## Objective
All lines from the one with "Parse this screenshot: output" to the end need to be copied exactly, with nothing before them.

## Extracted records

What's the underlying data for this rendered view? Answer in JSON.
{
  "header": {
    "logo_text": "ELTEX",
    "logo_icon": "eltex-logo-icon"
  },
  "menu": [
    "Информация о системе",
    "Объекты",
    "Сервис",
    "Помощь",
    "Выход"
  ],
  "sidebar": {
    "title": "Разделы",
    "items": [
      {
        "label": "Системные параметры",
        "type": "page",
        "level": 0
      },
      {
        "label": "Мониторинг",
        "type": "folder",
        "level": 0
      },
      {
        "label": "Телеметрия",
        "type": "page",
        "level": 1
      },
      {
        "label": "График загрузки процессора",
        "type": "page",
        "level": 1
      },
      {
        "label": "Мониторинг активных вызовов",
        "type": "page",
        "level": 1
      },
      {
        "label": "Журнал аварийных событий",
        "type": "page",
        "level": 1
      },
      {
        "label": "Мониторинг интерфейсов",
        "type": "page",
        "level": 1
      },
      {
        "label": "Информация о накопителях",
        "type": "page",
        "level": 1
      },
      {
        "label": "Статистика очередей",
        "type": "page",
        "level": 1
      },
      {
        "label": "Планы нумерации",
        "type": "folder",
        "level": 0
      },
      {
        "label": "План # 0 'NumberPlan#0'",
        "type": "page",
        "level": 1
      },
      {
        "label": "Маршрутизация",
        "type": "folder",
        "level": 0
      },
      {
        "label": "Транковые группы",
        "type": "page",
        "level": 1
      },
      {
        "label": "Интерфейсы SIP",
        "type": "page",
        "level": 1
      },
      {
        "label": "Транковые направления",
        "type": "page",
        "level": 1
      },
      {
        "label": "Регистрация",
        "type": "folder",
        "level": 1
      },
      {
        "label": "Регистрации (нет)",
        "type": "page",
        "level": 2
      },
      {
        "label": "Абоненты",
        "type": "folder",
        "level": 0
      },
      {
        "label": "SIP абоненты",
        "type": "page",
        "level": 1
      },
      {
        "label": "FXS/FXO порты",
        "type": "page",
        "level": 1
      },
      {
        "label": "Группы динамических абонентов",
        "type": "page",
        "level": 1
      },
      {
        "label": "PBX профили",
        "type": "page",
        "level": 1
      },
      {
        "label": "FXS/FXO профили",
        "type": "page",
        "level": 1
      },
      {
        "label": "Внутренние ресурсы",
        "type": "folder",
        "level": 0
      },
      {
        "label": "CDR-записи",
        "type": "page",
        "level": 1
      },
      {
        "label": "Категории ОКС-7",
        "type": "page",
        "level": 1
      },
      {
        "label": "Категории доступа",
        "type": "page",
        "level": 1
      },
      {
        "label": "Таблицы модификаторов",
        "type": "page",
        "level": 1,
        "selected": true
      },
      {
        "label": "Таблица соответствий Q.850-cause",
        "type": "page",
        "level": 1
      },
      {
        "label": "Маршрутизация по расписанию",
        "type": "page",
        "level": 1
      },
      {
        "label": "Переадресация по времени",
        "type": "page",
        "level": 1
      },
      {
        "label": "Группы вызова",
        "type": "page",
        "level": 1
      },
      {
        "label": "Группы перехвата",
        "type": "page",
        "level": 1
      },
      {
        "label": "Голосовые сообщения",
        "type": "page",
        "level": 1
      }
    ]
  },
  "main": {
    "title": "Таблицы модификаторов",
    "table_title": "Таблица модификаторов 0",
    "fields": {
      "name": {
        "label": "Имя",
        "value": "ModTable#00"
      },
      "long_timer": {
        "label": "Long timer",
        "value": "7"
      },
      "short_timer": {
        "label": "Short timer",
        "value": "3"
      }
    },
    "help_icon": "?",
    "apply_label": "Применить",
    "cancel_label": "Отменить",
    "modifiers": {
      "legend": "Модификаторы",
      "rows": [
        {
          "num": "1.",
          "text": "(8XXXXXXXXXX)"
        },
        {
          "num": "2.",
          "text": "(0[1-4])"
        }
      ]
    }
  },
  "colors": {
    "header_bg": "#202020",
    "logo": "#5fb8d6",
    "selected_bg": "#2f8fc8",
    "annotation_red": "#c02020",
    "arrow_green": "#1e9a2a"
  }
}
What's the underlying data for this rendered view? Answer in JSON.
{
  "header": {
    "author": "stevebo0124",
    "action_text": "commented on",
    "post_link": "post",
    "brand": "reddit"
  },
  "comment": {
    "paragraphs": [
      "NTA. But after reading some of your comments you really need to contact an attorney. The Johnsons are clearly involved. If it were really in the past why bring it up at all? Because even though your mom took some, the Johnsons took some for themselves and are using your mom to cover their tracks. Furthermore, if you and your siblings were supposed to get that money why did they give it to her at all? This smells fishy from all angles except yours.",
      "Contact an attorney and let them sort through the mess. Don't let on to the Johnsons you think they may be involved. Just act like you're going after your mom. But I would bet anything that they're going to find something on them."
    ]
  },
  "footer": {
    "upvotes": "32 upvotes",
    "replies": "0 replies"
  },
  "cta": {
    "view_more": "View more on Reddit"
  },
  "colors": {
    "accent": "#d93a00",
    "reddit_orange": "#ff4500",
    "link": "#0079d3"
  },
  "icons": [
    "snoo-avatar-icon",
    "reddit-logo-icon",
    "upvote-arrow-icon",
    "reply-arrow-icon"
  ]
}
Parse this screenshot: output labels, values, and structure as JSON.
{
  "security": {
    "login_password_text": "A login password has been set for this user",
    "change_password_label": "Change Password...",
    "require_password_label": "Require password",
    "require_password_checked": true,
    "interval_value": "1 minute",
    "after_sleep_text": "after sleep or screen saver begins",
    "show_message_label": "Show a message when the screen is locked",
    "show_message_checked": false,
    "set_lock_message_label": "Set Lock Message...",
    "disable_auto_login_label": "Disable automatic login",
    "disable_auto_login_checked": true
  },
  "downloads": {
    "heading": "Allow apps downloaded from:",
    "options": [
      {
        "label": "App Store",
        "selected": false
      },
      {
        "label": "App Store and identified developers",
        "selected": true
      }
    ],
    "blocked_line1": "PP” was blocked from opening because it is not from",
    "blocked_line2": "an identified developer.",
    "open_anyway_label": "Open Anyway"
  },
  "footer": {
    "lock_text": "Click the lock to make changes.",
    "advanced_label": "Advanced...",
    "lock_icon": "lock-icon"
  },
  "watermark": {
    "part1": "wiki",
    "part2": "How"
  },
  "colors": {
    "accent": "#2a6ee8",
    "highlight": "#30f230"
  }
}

## Exercise solution
Parse this screenshot: output labels, values, and structure as JSON.
{
  "security": {
    "login_password_text": "A login password has been set for this user",
    "change_password_label": "Change Password...",
    "require_password_label": "Require password",
    "require_password_checked": true,
    "interval_value": "1 minute",
    "after_sleep_text": "after sleep or screen saver begins",
    "show_message_label": "Show a message when the screen is locked",
    "show_message_checked": false,
    "set_lock_message_label": "Set Lock Message...",
    "disable_auto_login_label": "Disable automatic login",
    "disable_auto_login_checked": true
  },
  "downloads": {
    "heading": "Allow apps downloaded from:",
    "options": [
      {
        "label": "App Store",
        "selected": false
      },
      {
        "label": "App Store and identified developers",
        "selected": true
      }
    ],
    "blocked_line1": "PP” was blocked from opening because it is not from",
    "blocked_line2": "an identified developer.",
    "open_anyway_label": "Open Anyway"
  },
  "footer": {
    "lock_text": "Click the lock to make changes.",
    "advanced_label": "Advanced...",
    "lock_icon": "lock-icon"
  },
  "watermark": {
    "part1": "wiki",
    "part2": "How"
  },
  "colors": {
    "accent": "#2a6ee8",
    "highlight": "#30f230"
  }
}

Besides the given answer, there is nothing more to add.